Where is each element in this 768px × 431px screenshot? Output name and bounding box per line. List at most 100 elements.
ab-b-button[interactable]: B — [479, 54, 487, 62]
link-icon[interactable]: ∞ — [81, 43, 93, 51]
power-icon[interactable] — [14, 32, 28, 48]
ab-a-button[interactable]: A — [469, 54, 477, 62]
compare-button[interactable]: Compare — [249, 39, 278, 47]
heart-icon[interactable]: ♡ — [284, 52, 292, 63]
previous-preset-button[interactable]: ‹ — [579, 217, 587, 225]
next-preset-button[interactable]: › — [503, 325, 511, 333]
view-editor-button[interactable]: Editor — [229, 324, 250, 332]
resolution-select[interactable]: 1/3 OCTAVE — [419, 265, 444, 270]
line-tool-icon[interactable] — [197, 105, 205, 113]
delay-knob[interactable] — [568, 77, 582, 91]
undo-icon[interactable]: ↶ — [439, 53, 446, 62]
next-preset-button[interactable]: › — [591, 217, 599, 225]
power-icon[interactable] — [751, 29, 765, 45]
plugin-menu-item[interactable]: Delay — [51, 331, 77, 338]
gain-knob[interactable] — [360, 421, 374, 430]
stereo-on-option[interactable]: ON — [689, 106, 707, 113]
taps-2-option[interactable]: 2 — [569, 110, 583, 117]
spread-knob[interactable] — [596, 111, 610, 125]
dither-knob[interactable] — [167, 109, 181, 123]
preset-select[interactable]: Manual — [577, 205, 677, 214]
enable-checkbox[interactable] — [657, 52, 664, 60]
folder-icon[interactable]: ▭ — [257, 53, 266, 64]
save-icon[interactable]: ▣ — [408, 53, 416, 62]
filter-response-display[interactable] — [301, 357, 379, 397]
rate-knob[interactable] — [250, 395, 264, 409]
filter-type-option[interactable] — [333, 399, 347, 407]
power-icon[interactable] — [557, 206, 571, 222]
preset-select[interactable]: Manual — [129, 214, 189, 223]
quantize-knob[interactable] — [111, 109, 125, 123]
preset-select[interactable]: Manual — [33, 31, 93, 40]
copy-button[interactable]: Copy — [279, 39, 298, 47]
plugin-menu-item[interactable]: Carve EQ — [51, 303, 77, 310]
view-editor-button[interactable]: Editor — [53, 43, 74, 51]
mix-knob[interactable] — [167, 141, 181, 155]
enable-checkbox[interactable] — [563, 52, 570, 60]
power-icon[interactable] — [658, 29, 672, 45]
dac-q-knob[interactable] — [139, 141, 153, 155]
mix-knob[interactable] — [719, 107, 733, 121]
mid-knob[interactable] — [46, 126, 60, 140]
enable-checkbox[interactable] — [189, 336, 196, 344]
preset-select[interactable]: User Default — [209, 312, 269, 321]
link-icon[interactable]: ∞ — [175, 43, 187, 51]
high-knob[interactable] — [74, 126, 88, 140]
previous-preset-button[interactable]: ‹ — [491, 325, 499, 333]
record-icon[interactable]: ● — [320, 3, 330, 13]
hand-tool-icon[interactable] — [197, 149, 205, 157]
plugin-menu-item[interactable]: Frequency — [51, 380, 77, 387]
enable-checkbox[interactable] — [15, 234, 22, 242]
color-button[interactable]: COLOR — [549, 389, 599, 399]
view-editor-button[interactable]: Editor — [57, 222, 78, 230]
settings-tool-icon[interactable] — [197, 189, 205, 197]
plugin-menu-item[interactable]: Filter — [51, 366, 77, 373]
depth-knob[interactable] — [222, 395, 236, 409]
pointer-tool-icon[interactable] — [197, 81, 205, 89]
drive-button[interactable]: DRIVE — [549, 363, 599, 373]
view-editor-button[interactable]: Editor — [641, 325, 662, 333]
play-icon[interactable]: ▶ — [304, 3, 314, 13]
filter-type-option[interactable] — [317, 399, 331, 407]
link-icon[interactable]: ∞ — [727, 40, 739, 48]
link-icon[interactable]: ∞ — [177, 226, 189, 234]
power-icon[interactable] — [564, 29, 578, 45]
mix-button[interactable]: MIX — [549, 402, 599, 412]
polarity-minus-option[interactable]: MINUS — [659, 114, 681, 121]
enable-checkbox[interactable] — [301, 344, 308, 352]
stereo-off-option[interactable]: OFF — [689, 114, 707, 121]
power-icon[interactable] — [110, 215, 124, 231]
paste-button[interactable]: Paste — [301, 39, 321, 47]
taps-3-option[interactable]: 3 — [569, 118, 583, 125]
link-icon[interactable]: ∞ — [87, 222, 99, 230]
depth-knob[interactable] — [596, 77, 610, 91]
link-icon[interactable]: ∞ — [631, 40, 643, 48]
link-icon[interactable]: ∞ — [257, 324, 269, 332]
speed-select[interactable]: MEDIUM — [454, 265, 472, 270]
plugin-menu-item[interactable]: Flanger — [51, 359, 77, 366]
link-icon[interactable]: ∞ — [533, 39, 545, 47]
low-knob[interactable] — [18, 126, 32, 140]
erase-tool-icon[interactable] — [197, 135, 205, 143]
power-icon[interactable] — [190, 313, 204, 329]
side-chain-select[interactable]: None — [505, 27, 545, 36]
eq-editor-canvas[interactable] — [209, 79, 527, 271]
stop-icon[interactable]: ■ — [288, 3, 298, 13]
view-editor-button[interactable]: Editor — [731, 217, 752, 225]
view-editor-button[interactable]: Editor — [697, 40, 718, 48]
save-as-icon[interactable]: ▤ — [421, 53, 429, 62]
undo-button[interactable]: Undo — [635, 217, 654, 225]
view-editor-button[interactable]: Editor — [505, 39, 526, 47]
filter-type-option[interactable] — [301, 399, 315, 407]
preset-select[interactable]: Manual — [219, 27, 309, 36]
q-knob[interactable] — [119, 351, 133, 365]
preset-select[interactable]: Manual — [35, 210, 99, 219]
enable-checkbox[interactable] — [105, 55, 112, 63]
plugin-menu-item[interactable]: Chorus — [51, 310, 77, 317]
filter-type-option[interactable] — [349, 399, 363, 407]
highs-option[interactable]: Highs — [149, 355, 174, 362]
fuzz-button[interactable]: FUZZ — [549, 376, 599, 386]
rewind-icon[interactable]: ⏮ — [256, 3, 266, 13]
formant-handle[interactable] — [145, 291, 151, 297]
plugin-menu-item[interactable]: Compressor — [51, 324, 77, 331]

☆ ☆ ☆

■ Exercise objective ■
Rewrite the records with every "Manual" changed to "Default", leaving everything else in the lines as it is.

■ Reply to the exercise ■
Where is each element in this 768px × 431px screenshot? Output name and bounding box per line. List at most 100 elements.
ab-b-button[interactable]: B — [479, 54, 487, 62]
link-icon[interactable]: ∞ — [81, 43, 93, 51]
power-icon[interactable] — [14, 32, 28, 48]
ab-a-button[interactable]: A — [469, 54, 477, 62]
compare-button[interactable]: Compare — [249, 39, 278, 47]
heart-icon[interactable]: ♡ — [284, 52, 292, 63]
previous-preset-button[interactable]: ‹ — [579, 217, 587, 225]
next-preset-button[interactable]: › — [503, 325, 511, 333]
view-editor-button[interactable]: Editor — [229, 324, 250, 332]
resolution-select[interactable]: 1/3 OCTAVE — [419, 265, 444, 270]
line-tool-icon[interactable] — [197, 105, 205, 113]
delay-knob[interactable] — [568, 77, 582, 91]
undo-icon[interactable]: ↶ — [439, 53, 446, 62]
next-preset-button[interactable]: › — [591, 217, 599, 225]
power-icon[interactable] — [751, 29, 765, 45]
plugin-menu-item[interactable]: Delay — [51, 331, 77, 338]
gain-knob[interactable] — [360, 421, 374, 430]
stereo-on-option[interactable]: ON — [689, 106, 707, 113]
taps-2-option[interactable]: 2 — [569, 110, 583, 117]
spread-knob[interactable] — [596, 111, 610, 125]
dither-knob[interactable] — [167, 109, 181, 123]
preset-select[interactable]: Default — [577, 205, 677, 214]
enable-checkbox[interactable] — [657, 52, 664, 60]
folder-icon[interactable]: ▭ — [257, 53, 266, 64]
save-icon[interactable]: ▣ — [408, 53, 416, 62]
filter-response-display[interactable] — [301, 357, 379, 397]
rate-knob[interactable] — [250, 395, 264, 409]
filter-type-option[interactable] — [333, 399, 347, 407]
power-icon[interactable] — [557, 206, 571, 222]
preset-select[interactable]: Default — [129, 214, 189, 223]
quantize-knob[interactable] — [111, 109, 125, 123]
preset-select[interactable]: Default — [33, 31, 93, 40]
copy-button[interactable]: Copy — [279, 39, 298, 47]
plugin-menu-item[interactable]: Carve EQ — [51, 303, 77, 310]
view-editor-button[interactable]: Editor — [53, 43, 74, 51]
mix-knob[interactable] — [167, 141, 181, 155]
enable-checkbox[interactable] — [563, 52, 570, 60]
power-icon[interactable] — [658, 29, 672, 45]
dac-q-knob[interactable] — [139, 141, 153, 155]
mix-knob[interactable] — [719, 107, 733, 121]
mid-knob[interactable] — [46, 126, 60, 140]
enable-checkbox[interactable] — [189, 336, 196, 344]
preset-select[interactable]: User Default — [209, 312, 269, 321]
link-icon[interactable]: ∞ — [175, 43, 187, 51]
high-knob[interactable] — [74, 126, 88, 140]
previous-preset-button[interactable]: ‹ — [491, 325, 499, 333]
record-icon[interactable]: ● — [320, 3, 330, 13]
hand-tool-icon[interactable] — [197, 149, 205, 157]
plugin-menu-item[interactable]: Frequency — [51, 380, 77, 387]
enable-checkbox[interactable] — [15, 234, 22, 242]
color-button[interactable]: COLOR — [549, 389, 599, 399]
view-editor-button[interactable]: Editor — [57, 222, 78, 230]
settings-tool-icon[interactable] — [197, 189, 205, 197]
plugin-menu-item[interactable]: Filter — [51, 366, 77, 373]
depth-knob[interactable] — [222, 395, 236, 409]
pointer-tool-icon[interactable] — [197, 81, 205, 89]
drive-button[interactable]: DRIVE — [549, 363, 599, 373]
view-editor-button[interactable]: Editor — [641, 325, 662, 333]
play-icon[interactable]: ▶ — [304, 3, 314, 13]
filter-type-option[interactable] — [317, 399, 331, 407]
link-icon[interactable]: ∞ — [727, 40, 739, 48]
link-icon[interactable]: ∞ — [177, 226, 189, 234]
power-icon[interactable] — [564, 29, 578, 45]
mix-button[interactable]: MIX — [549, 402, 599, 412]
polarity-minus-option[interactable]: MINUS — [659, 114, 681, 121]
enable-checkbox[interactable] — [301, 344, 308, 352]
stereo-off-option[interactable]: OFF — [689, 114, 707, 121]
power-icon[interactable] — [110, 215, 124, 231]
paste-button[interactable]: Paste — [301, 39, 321, 47]
taps-3-option[interactable]: 3 — [569, 118, 583, 125]
link-icon[interactable]: ∞ — [87, 222, 99, 230]
depth-knob[interactable] — [596, 77, 610, 91]
link-icon[interactable]: ∞ — [631, 40, 643, 48]
link-icon[interactable]: ∞ — [257, 324, 269, 332]
speed-select[interactable]: MEDIUM — [454, 265, 472, 270]
plugin-menu-item[interactable]: Flanger — [51, 359, 77, 366]
link-icon[interactable]: ∞ — [533, 39, 545, 47]
low-knob[interactable] — [18, 126, 32, 140]
erase-tool-icon[interactable] — [197, 135, 205, 143]
power-icon[interactable] — [190, 313, 204, 329]
side-chain-select[interactable]: None — [505, 27, 545, 36]
eq-editor-canvas[interactable] — [209, 79, 527, 271]
stop-icon[interactable]: ■ — [288, 3, 298, 13]
view-editor-button[interactable]: Editor — [731, 217, 752, 225]
view-editor-button[interactable]: Editor — [697, 40, 718, 48]
save-as-icon[interactable]: ▤ — [421, 53, 429, 62]
undo-button[interactable]: Undo — [635, 217, 654, 225]
view-editor-button[interactable]: Editor — [505, 39, 526, 47]
filter-type-option[interactable] — [301, 399, 315, 407]
preset-select[interactable]: Default — [219, 27, 309, 36]
q-knob[interactable] — [119, 351, 133, 365]
preset-select[interactable]: Default — [35, 210, 99, 219]
enable-checkbox[interactable] — [105, 55, 112, 63]
plugin-menu-item[interactable]: Chorus — [51, 310, 77, 317]
filter-type-option[interactable] — [349, 399, 363, 407]
highs-option[interactable]: Highs — [149, 355, 174, 362]
fuzz-button[interactable]: FUZZ — [549, 376, 599, 386]
rewind-icon[interactable]: ⏮ — [256, 3, 266, 13]
formant-handle[interactable] — [145, 291, 151, 297]
plugin-menu-item[interactable]: Compressor — [51, 324, 77, 331]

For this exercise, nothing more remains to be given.